What this task involves> Transcribe, word for word, every line from the one containing "Type out the text in this image." through the final line of the records, and omit the pictures.

Exercise input>
^^^^^^^^^^^^^^^^
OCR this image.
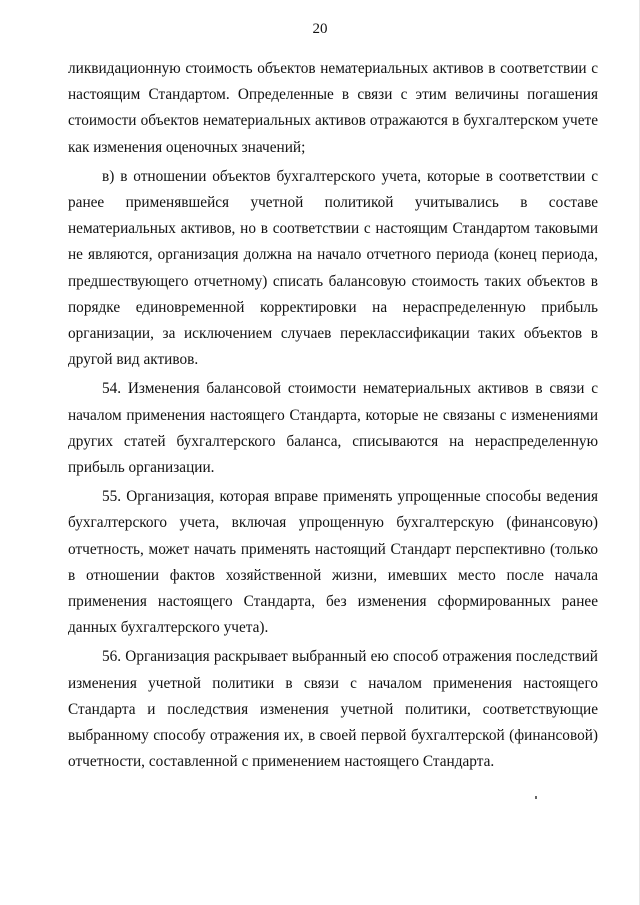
20

ликвидационную стоимость объектов нематериальных активов в соответствии с настоящим Стандартом. Определенные в связи с этим величины погашения стоимости объектов нематериальных активов отражаются в бухгалтерском учете как изменения оценочных значений;

в) в отношении объектов бухгалтерского учета, которые в соответствии с ранее применявшейся учетной политикой учитывались в составе нематериальных активов, но в соответствии с настоящим Стандартом таковыми не являются, организация должна на начало отчетного периода (конец периода, предшествующего отчетному) списать балансовую стоимость таких объектов в порядке единовременной корректировки на нераспределенную прибыль организации, за исключением случаев переклассификации таких объектов в другой вид активов.

54. Изменения балансовой стоимости нематериальных активов в связи с началом применения настоящего Стандарта, которые не связаны с изменениями других статей бухгалтерского баланса, списываются на нераспределенную прибыль организации.

55. Организация, которая вправе применять упрощенные способы ведения бухгалтерского учета, включая упрощенную бухгалтерскую (финансовую) отчетность, может начать применять настоящий Стандарт перспективно (только в отношении фактов хозяйственной жизни, имевших место после начала применения настоящего Стандарта, без изменения сформированных ранее данных бухгалтерского учета).

56. Организация раскрывает выбранный ею способ отражения последствий изменения учетной политики в связи с началом применения настоящего Стандарта и последствия изменения учетной политики, соответствующие выбранному способу отражения их, в своей первой бухгалтерской (финансовой) отчетности, составленной с применением настоящего Стандарта.
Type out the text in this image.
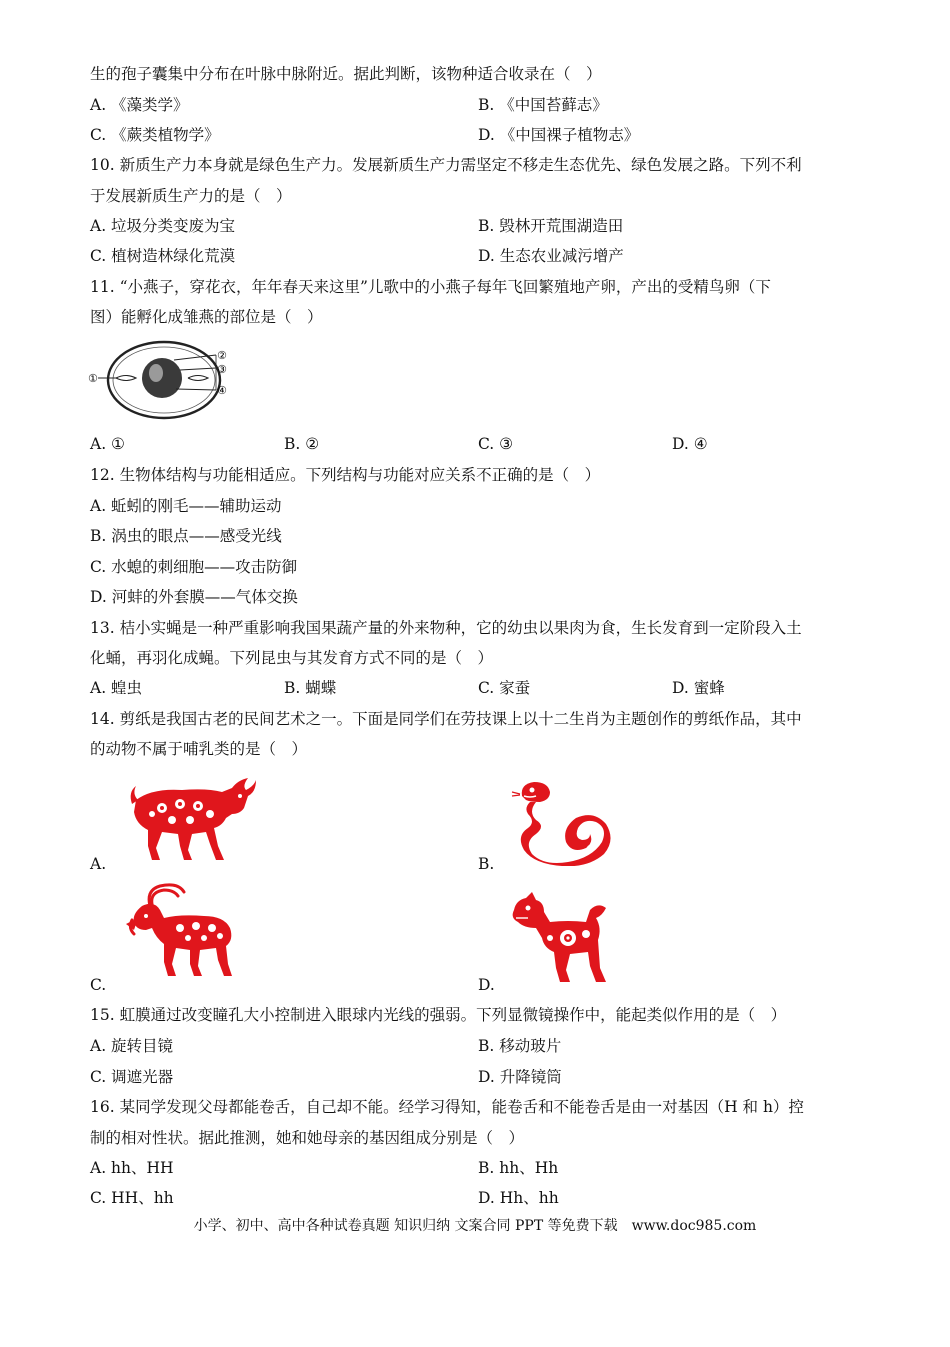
生的孢子囊集中分布在叶脉中脉附近。据此判断，该物种适合收录在（　）
A. 《藻类学》	B. 《中国苔藓志》
C. 《蕨类植物学》	D. 《中国裸子植物志》
10. 新质生产力本身就是绿色生产力。发展新质生产力需坚定不移走生态优先、绿色发展之路。下列不利
于发展新质生产力的是（　）
A. 垃圾分类变废为宝	B. 毁林开荒围湖造田
C. 植树造林绿化荒漠	D. 生态农业减污增产
11. “小燕子，穿花衣，年年春天来这里”儿歌中的小燕子每年飞回繁殖地产卵，产出的受精鸟卵（下
图）能孵化成雏燕的部位是（　）
①
②
③
④
A. ①	B. ②	C. ③	D. ④
12. 生物体结构与功能相适应。下列结构与功能对应关系不正确的是（　）
A. 蚯蚓的刚毛——辅助运动
B. 涡虫的眼点——感受光线
C. 水螅的刺细胞——攻击防御
D. 河蚌的外套膜——气体交换
13. 桔小实蝇是一种严重影响我国果蔬产量的外来物种，它的幼虫以果肉为食，生长发育到一定阶段入土
化蛹，再羽化成蝇。下列昆虫与其发育方式不同的是（　）
A. 蝗虫	B. 蝴蝶	C. 家蚕	D. 蜜蜂
14. 剪纸是我国古老的民间艺术之一。下面是同学们在劳技课上以十二生肖为主题创作的剪纸作品，其中
的动物不属于哺乳类的是（　）
A.	B.
C.	D.
15. 虹膜通过改变瞳孔大小控制进入眼球内光线的强弱。下列显微镜操作中，能起类似作用的是（　）
A. 旋转目镜	B. 移动玻片
C. 调遮光器	D. 升降镜筒
16. 某同学发现父母都能卷舌，自己却不能。经学习得知，能卷舌和不能卷舌是由一对基因（H 和 h）控
制的相对性状。据此推测，她和她母亲的基因组成分别是（　）
A. hh、HH	B. hh、Hh
C. HH、hh	D. Hh、hh
小学、初中、高中各种试卷真题 知识归纳 文案合同 PPT 等免费下载　www.doc985.com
^^^^^^^^^^^^^^^^
Solved exercise>
Type out the text in this image.
生的孢子囊集中分布在叶脉中脉附近。据此判断，该物种适合收录在（　）
A. 《藻类学》	B. 《中国苔藓志》
C. 《蕨类植物学》	D. 《中国裸子植物志》
10. 新质生产力本身就是绿色生产力。发展新质生产力需坚定不移走生态优先、绿色发展之路。下列不利
于发展新质生产力的是（　）
A. 垃圾分类变废为宝	B. 毁林开荒围湖造田
C. 植树造林绿化荒漠	D. 生态农业减污增产
11. “小燕子，穿花衣，年年春天来这里”儿歌中的小燕子每年飞回繁殖地产卵，产出的受精鸟卵（下
图）能孵化成雏燕的部位是（　）
①
②
③
④
A. ①	B. ②	C. ③	D. ④
12. 生物体结构与功能相适应。下列结构与功能对应关系不正确的是（　）
A. 蚯蚓的刚毛——辅助运动
B. 涡虫的眼点——感受光线
C. 水螅的刺细胞——攻击防御
D. 河蚌的外套膜——气体交换
13. 桔小实蝇是一种严重影响我国果蔬产量的外来物种，它的幼虫以果肉为食，生长发育到一定阶段入土
化蛹，再羽化成蝇。下列昆虫与其发育方式不同的是（　）
A. 蝗虫	B. 蝴蝶	C. 家蚕	D. 蜜蜂
14. 剪纸是我国古老的民间艺术之一。下面是同学们在劳技课上以十二生肖为主题创作的剪纸作品，其中
的动物不属于哺乳类的是（　）
A.	B.
C.	D.
15. 虹膜通过改变瞳孔大小控制进入眼球内光线的强弱。下列显微镜操作中，能起类似作用的是（　）
A. 旋转目镜	B. 移动玻片
C. 调遮光器	D. 升降镜筒
16. 某同学发现父母都能卷舌，自己却不能。经学习得知，能卷舌和不能卷舌是由一对基因（H 和 h）控
制的相对性状。据此推测，她和她母亲的基因组成分别是（　）
A. hh、HH	B. hh、Hh
C. HH、hh	D. Hh、hh
小学、初中、高中各种试卷真题 知识归纳 文案合同 PPT 等免费下载　www.doc985.com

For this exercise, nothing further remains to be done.